Aim of the task |
Exclude the pictures and return every line exactly as written.

####

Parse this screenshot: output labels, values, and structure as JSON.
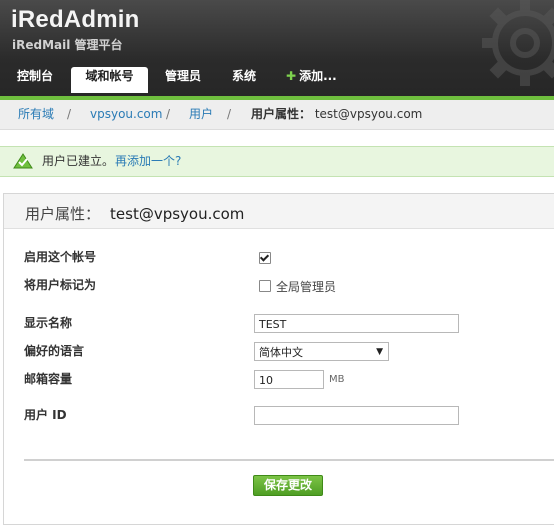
{
  "app": {
    "name": "iRedAdmin",
    "subtitle": "iRedMail 管理平台"
  },
  "nav": {
    "tabs": [
      {
        "label": "控制台"
      },
      {
        "label": "域和帐号",
        "active": true
      },
      {
        "label": "管理员"
      },
      {
        "label": "系统"
      },
      {
        "label": "添加..."
      }
    ]
  },
  "breadcrumb": {
    "all_domains": "所有域",
    "domain": "vpsyou.com",
    "users": "用户",
    "current_label": "用户属性：",
    "current_value": "test@vpsyou.com",
    "separator": "/"
  },
  "alert": {
    "message": "用户已建立。",
    "link": "再添加一个?"
  },
  "panel": {
    "title": "用户属性：",
    "email": "test@vpsyou.com"
  },
  "form": {
    "enable_label": "启用这个帐号",
    "enable_checked": true,
    "mark_label": "将用户标记为",
    "global_admin_label": "全局管理员",
    "global_admin_checked": false,
    "display_name_label": "显示名称",
    "display_name_value": "TEST",
    "language_label": "偏好的语言",
    "language_value": "简体中文",
    "quota_label": "邮箱容量",
    "quota_value": "10",
    "quota_unit": "MB",
    "userid_label": "用户 ID",
    "userid_value": "",
    "save_label": "保存更改"
  },
  "colors": {
    "accent_green": "#6fbf3e",
    "link_blue": "#2a7bb5",
    "header_dark": "#2b2b2b"
  }
}
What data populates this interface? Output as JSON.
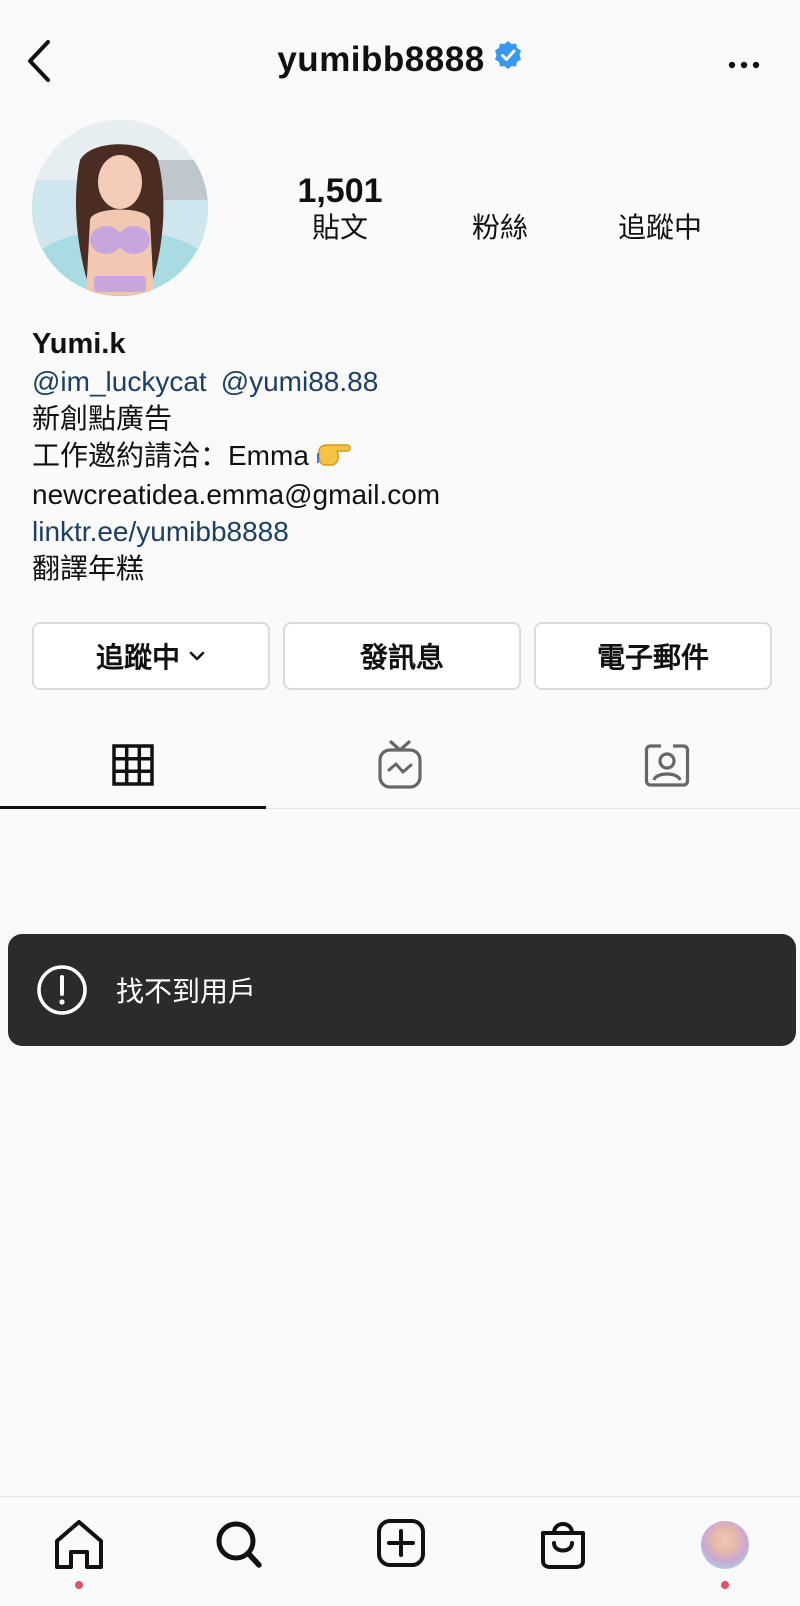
{
  "header": {
    "username": "yumibb8888",
    "verified": true
  },
  "stats": [
    {
      "value": "1,501",
      "label": "貼文"
    },
    {
      "value": "",
      "label": "粉絲"
    },
    {
      "value": "",
      "label": "追蹤中"
    }
  ],
  "bio": {
    "name": "Yumi.k",
    "mentions": [
      "@im_luckycat",
      "@yumi88.88"
    ],
    "line1": "新創點廣告",
    "line2": "工作邀約請洽：Emma",
    "email": "newcreatidea.emma@gmail.com",
    "link": "linktr.ee/yumibb8888",
    "line5": "翻譯年糕"
  },
  "actions": {
    "following": "追蹤中",
    "message": "發訊息",
    "email": "電子郵件"
  },
  "tabs": [
    {
      "icon": "grid-icon",
      "active": true
    },
    {
      "icon": "igtv-icon",
      "active": false
    },
    {
      "icon": "tagged-icon",
      "active": false
    }
  ],
  "toast": {
    "icon": "alert-icon",
    "message": "找不到用戶"
  },
  "bottom_nav": [
    "home-icon",
    "search-icon",
    "new-post-icon",
    "shop-icon",
    "profile-avatar"
  ],
  "colors": {
    "link": "#1d3f66",
    "verified": "#3897f0",
    "toast_bg": "#2b2b2d",
    "badge_dot": "#e0506b"
  }
}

####

Full response |
Parse this screenshot: output labels, values, and structure as JSON.
{
  "app": {
    "name": "iRedAdmin",
    "subtitle": "iRedMail 管理平台"
  },
  "nav": {
    "tabs": [
      {
        "label": "控制台"
      },
      {
        "label": "域和帐号",
        "active": true
      },
      {
        "label": "管理员"
      },
      {
        "label": "系统"
      },
      {
        "label": "添加..."
      }
    ]
  },
  "breadcrumb": {
    "all_domains": "所有域",
    "domain": "vpsyou.com",
    "users": "用户",
    "current_label": "用户属性：",
    "current_value": "test@vpsyou.com",
    "separator": "/"
  },
  "alert": {
    "message": "用户已建立。",
    "link": "再添加一个?"
  },
  "panel": {
    "title": "用户属性：",
    "email": "test@vpsyou.com"
  },
  "form": {
    "enable_label": "启用这个帐号",
    "enable_checked": true,
    "mark_label": "将用户标记为",
    "global_admin_label": "全局管理员",
    "global_admin_checked": false,
    "display_name_label": "显示名称",
    "display_name_value": "TEST",
    "language_label": "偏好的语言",
    "language_value": "简体中文",
    "quota_label": "邮箱容量",
    "quota_value": "10",
    "quota_unit": "MB",
    "userid_label": "用户 ID",
    "userid_value": "",
    "save_label": "保存更改"
  },
  "colors": {
    "accent_green": "#6fbf3e",
    "link_blue": "#2a7bb5",
    "header_dark": "#2b2b2b"
  }
}
What data populates this interface? Output as JSON.
{
  "header": {
    "username": "yumibb8888",
    "verified": true
  },
  "stats": [
    {
      "value": "1,501",
      "label": "貼文"
    },
    {
      "value": "",
      "label": "粉絲"
    },
    {
      "value": "",
      "label": "追蹤中"
    }
  ],
  "bio": {
    "name": "Yumi.k",
    "mentions": [
      "@im_luckycat",
      "@yumi88.88"
    ],
    "line1": "新創點廣告",
    "line2": "工作邀約請洽：Emma",
    "email": "newcreatidea.emma@gmail.com",
    "link": "linktr.ee/yumibb8888",
    "line5": "翻譯年糕"
  },
  "actions": {
    "following": "追蹤中",
    "message": "發訊息",
    "email": "電子郵件"
  },
  "tabs": [
    {
      "icon": "grid-icon",
      "active": true
    },
    {
      "icon": "igtv-icon",
      "active": false
    },
    {
      "icon": "tagged-icon",
      "active": false
    }
  ],
  "toast": {
    "icon": "alert-icon",
    "message": "找不到用戶"
  },
  "bottom_nav": [
    "home-icon",
    "search-icon",
    "new-post-icon",
    "shop-icon",
    "profile-avatar"
  ],
  "colors": {
    "link": "#1d3f66",
    "verified": "#3897f0",
    "toast_bg": "#2b2b2d",
    "badge_dot": "#e0506b"
  }
}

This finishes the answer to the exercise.